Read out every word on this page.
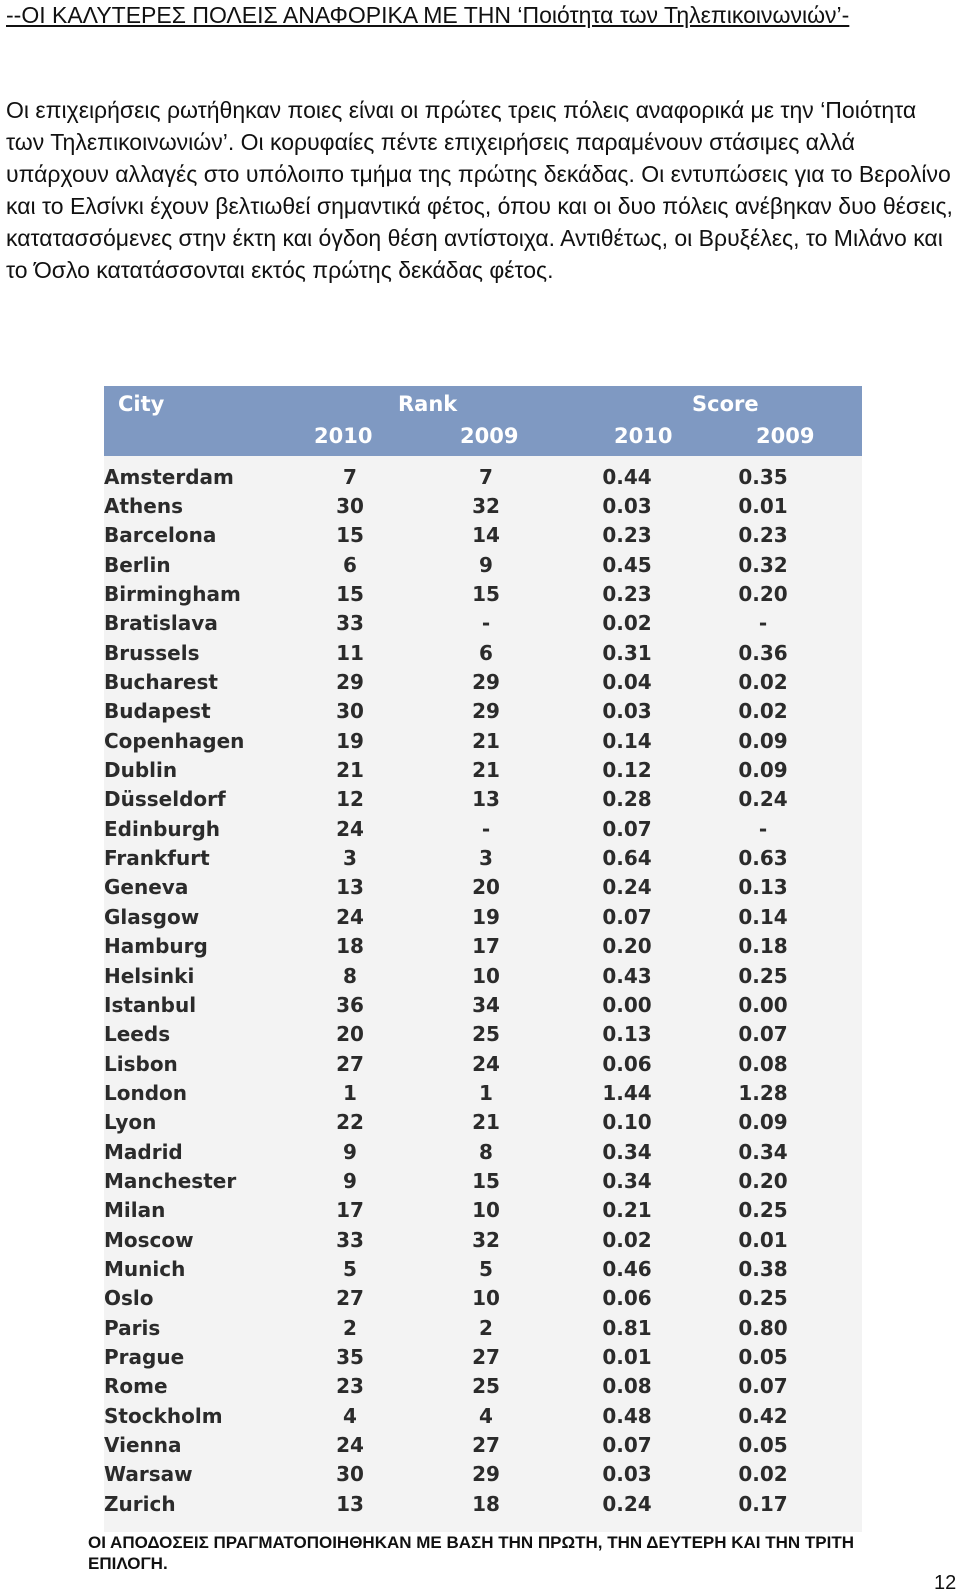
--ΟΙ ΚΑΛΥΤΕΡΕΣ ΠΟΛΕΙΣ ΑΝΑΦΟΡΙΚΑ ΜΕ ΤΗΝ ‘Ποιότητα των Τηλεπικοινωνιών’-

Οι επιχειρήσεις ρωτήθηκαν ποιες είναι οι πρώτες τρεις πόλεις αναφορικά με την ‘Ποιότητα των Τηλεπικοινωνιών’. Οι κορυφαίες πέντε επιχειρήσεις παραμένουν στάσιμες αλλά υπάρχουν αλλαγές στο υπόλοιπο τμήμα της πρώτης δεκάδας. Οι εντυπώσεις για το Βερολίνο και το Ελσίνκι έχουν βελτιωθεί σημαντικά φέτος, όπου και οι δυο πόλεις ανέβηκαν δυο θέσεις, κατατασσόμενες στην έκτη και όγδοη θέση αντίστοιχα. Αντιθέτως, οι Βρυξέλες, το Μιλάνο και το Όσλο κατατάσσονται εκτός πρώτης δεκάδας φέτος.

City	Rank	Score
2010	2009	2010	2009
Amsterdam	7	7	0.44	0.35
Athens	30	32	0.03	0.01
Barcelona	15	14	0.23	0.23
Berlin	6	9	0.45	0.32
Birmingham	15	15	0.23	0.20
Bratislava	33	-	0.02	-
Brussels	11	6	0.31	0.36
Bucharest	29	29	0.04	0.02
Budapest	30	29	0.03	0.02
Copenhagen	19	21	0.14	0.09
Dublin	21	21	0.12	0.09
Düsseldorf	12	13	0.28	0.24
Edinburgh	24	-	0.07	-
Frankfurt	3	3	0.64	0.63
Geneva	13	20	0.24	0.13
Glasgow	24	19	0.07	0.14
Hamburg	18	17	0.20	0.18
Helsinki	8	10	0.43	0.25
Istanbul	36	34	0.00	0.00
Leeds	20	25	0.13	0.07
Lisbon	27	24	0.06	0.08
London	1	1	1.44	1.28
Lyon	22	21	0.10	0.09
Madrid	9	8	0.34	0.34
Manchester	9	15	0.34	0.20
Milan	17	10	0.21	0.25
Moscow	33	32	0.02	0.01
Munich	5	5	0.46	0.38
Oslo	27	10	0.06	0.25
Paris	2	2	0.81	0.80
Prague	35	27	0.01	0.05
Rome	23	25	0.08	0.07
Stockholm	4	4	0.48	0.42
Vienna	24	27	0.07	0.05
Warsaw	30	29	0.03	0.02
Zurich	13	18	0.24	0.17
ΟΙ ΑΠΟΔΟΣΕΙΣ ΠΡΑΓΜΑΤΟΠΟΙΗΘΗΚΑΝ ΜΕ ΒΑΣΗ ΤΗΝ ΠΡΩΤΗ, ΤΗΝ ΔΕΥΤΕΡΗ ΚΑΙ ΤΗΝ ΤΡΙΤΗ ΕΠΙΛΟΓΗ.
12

- - - - - - -

- **Instruction**:
Reproduce every record above exactly, but leave out the pictures.

- **The completed task**:
Read out every word on this page.
--ΟΙ ΚΑΛΥΤΕΡΕΣ ΠΟΛΕΙΣ ΑΝΑΦΟΡΙΚΑ ΜΕ ΤΗΝ ‘Ποιότητα των Τηλεπικοινωνιών’-

Οι επιχειρήσεις ρωτήθηκαν ποιες είναι οι πρώτες τρεις πόλεις αναφορικά με την ‘Ποιότητα των Τηλεπικοινωνιών’. Οι κορυφαίες πέντε επιχειρήσεις παραμένουν στάσιμες αλλά υπάρχουν αλλαγές στο υπόλοιπο τμήμα της πρώτης δεκάδας. Οι εντυπώσεις για το Βερολίνο και το Ελσίνκι έχουν βελτιωθεί σημαντικά φέτος, όπου και οι δυο πόλεις ανέβηκαν δυο θέσεις, κατατασσόμενες στην έκτη και όγδοη θέση αντίστοιχα. Αντιθέτως, οι Βρυξέλες, το Μιλάνο και το Όσλο κατατάσσονται εκτός πρώτης δεκάδας φέτος.

City	Rank	Score
2010	2009	2010	2009
Amsterdam	7	7	0.44	0.35
Athens	30	32	0.03	0.01
Barcelona	15	14	0.23	0.23
Berlin	6	9	0.45	0.32
Birmingham	15	15	0.23	0.20
Bratislava	33	-	0.02	-
Brussels	11	6	0.31	0.36
Bucharest	29	29	0.04	0.02
Budapest	30	29	0.03	0.02
Copenhagen	19	21	0.14	0.09
Dublin	21	21	0.12	0.09
Düsseldorf	12	13	0.28	0.24
Edinburgh	24	-	0.07	-
Frankfurt	3	3	0.64	0.63
Geneva	13	20	0.24	0.13
Glasgow	24	19	0.07	0.14
Hamburg	18	17	0.20	0.18
Helsinki	8	10	0.43	0.25
Istanbul	36	34	0.00	0.00
Leeds	20	25	0.13	0.07
Lisbon	27	24	0.06	0.08
London	1	1	1.44	1.28
Lyon	22	21	0.10	0.09
Madrid	9	8	0.34	0.34
Manchester	9	15	0.34	0.20
Milan	17	10	0.21	0.25
Moscow	33	32	0.02	0.01
Munich	5	5	0.46	0.38
Oslo	27	10	0.06	0.25
Paris	2	2	0.81	0.80
Prague	35	27	0.01	0.05
Rome	23	25	0.08	0.07
Stockholm	4	4	0.48	0.42
Vienna	24	27	0.07	0.05
Warsaw	30	29	0.03	0.02
Zurich	13	18	0.24	0.17
ΟΙ ΑΠΟΔΟΣΕΙΣ ΠΡΑΓΜΑΤΟΠΟΙΗΘΗΚΑΝ ΜΕ ΒΑΣΗ ΤΗΝ ΠΡΩΤΗ, ΤΗΝ ΔΕΥΤΕΡΗ ΚΑΙ ΤΗΝ ΤΡΙΤΗ ΕΠΙΛΟΓΗ.
12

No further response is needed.